### Data for the task
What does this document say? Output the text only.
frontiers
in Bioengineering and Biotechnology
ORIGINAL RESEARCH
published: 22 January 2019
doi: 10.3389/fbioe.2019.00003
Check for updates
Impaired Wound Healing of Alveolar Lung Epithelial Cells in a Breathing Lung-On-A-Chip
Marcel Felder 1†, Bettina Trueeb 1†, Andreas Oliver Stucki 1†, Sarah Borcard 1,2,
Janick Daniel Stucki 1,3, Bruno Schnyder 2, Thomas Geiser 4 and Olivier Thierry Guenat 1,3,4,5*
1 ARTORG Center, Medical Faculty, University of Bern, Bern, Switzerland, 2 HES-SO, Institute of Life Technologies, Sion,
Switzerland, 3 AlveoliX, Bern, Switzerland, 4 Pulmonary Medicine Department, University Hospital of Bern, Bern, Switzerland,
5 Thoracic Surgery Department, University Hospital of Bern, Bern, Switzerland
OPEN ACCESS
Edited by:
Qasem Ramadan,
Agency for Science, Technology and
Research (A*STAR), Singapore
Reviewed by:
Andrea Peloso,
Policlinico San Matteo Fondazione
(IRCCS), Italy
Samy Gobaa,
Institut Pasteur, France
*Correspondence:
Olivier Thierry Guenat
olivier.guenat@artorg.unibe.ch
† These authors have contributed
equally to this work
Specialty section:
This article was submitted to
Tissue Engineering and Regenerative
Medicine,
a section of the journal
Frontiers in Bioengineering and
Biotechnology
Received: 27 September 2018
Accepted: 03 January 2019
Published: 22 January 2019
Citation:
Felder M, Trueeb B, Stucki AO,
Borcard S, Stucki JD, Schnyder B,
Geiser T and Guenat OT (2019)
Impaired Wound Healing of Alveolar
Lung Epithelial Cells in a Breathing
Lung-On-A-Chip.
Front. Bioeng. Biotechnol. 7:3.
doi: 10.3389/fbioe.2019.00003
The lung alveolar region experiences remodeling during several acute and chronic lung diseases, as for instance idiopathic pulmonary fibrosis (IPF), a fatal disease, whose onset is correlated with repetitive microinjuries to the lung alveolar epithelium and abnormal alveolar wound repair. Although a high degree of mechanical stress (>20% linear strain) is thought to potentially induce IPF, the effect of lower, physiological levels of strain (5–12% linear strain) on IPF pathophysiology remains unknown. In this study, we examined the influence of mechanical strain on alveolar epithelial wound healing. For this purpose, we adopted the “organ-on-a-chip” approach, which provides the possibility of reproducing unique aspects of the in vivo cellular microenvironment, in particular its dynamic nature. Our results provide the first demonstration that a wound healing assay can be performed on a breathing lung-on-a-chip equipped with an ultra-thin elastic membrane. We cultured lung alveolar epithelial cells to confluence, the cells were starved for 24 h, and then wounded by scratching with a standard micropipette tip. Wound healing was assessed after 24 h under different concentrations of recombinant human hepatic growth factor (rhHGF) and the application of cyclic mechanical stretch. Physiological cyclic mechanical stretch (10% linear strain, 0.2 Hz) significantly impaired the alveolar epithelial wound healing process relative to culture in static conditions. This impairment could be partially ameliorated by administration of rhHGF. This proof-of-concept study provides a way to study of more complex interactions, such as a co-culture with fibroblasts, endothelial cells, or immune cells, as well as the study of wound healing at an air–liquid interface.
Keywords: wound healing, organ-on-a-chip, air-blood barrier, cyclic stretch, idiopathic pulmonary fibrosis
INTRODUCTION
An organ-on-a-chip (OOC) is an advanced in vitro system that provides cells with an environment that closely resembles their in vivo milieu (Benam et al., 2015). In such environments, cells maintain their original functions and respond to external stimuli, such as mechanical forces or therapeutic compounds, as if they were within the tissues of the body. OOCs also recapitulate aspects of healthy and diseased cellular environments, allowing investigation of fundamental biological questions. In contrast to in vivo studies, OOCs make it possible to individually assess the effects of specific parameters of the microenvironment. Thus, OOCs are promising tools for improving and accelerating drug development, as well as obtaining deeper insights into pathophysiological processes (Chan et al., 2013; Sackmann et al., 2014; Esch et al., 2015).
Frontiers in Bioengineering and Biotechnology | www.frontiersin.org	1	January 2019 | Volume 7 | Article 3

### Exercise instructions
Give the count of lines above that include the word "Medicine", stating no other information.

### Completed task
2